● Available records:

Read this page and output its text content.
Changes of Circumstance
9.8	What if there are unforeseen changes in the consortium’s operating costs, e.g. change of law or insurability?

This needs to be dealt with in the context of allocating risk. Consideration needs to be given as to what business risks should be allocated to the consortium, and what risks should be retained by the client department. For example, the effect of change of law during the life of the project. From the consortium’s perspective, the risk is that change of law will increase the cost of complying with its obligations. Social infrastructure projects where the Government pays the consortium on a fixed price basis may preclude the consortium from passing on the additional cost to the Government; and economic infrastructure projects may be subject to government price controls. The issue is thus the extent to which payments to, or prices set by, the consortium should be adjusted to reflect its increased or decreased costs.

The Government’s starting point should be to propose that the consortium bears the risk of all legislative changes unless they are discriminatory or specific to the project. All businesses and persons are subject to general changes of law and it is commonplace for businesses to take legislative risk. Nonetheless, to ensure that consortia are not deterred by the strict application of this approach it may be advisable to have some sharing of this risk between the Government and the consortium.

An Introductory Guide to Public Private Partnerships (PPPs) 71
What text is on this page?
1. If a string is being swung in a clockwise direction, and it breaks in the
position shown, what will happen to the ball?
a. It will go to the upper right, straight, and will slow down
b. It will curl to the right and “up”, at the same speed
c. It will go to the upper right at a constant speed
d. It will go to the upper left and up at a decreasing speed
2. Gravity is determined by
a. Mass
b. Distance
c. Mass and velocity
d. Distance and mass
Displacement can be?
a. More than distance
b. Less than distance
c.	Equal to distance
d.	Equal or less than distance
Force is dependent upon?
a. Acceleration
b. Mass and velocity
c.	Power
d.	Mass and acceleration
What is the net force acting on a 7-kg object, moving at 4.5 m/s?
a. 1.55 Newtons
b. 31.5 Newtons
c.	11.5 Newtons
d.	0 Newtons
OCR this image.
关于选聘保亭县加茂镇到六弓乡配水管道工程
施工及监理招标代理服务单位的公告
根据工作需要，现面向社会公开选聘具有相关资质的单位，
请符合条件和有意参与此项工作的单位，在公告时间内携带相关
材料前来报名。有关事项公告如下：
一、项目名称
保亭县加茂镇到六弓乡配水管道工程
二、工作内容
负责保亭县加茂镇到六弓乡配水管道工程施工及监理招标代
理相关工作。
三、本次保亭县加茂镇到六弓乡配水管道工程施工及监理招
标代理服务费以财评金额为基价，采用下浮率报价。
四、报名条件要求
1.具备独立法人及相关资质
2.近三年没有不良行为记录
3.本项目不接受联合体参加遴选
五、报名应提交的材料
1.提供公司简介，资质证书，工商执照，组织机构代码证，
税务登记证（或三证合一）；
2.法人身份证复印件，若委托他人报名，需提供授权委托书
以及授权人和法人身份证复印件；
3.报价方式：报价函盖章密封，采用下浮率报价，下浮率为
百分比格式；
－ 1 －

● Work to do: Copy every single line of the material above that holds "right".

● Response below:
a. It will go to the upper right, straight, and will slow down
b. It will curl to the right and “up”, at the same speed
c. It will go to the upper right at a constant speed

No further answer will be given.